» Set exercise
From the listing below, pull out every line where the string "JSON" appears.

(Rows from a figure dataset)
'''
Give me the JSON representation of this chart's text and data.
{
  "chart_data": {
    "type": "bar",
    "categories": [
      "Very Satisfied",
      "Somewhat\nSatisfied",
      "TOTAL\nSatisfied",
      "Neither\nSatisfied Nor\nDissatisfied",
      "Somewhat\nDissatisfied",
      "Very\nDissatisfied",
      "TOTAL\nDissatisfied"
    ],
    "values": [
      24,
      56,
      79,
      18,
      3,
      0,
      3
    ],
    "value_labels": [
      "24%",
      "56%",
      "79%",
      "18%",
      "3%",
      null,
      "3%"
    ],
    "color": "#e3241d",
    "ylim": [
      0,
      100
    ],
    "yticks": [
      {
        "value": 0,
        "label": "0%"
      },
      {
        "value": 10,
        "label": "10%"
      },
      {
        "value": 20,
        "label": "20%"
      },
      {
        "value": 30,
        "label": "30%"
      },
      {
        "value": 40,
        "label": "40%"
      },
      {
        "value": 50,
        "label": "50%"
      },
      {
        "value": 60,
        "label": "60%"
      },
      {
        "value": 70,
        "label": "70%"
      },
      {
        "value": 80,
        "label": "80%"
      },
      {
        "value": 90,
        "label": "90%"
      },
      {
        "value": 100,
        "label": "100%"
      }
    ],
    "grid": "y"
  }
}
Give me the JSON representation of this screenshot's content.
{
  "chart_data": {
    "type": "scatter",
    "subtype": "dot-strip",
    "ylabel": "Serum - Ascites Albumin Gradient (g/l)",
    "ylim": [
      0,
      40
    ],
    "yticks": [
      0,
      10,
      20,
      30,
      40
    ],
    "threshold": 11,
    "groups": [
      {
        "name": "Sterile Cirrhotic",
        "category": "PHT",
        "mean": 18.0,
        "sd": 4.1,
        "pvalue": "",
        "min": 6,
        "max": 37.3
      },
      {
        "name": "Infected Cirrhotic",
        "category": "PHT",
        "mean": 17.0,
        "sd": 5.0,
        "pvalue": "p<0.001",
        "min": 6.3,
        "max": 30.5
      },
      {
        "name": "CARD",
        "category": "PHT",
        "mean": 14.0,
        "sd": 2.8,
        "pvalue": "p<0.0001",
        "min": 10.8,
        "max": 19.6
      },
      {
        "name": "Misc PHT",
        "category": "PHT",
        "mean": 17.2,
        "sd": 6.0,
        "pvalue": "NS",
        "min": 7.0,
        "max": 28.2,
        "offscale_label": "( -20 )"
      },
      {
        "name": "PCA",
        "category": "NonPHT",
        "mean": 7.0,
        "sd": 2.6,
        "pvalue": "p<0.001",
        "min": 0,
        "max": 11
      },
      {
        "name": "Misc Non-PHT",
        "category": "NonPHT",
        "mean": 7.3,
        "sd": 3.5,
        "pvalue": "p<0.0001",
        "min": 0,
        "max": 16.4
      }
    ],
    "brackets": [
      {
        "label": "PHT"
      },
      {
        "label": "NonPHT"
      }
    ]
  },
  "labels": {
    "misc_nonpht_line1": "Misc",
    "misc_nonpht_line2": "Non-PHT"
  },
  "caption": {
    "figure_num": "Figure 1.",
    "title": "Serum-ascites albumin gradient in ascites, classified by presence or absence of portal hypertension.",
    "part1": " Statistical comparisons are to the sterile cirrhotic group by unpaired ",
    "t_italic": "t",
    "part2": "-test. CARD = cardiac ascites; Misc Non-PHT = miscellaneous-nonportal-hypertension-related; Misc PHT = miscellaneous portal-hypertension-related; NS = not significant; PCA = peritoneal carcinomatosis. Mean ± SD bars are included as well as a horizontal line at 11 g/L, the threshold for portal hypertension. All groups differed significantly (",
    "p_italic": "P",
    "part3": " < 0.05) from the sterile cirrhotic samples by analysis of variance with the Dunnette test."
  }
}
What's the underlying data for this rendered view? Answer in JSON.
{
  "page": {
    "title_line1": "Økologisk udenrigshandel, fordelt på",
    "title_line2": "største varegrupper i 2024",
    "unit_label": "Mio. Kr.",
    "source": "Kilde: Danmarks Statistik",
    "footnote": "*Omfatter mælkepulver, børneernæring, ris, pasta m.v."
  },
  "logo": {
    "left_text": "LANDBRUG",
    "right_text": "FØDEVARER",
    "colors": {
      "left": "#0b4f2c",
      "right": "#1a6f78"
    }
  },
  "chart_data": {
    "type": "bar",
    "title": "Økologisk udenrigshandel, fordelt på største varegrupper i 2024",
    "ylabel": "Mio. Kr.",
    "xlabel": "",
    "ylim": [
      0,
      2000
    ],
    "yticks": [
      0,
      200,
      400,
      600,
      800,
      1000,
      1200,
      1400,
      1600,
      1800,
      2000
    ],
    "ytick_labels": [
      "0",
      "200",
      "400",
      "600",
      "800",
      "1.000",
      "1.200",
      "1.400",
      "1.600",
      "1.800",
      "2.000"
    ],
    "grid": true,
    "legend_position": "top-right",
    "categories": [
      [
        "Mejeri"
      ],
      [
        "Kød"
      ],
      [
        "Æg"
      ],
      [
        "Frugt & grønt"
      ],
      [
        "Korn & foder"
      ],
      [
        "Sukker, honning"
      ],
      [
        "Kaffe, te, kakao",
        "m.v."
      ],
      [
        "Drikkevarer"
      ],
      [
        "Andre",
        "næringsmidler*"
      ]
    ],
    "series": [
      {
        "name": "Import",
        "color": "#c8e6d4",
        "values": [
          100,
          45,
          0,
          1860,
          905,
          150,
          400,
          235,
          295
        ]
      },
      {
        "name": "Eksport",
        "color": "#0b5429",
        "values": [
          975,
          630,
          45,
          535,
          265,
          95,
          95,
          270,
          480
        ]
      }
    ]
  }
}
'''
» Written response
Give me the JSON representation of this chart's text and data.
Give me the JSON representation of this screenshot's content.
What's the underlying data for this rendered view? Answer in JSON.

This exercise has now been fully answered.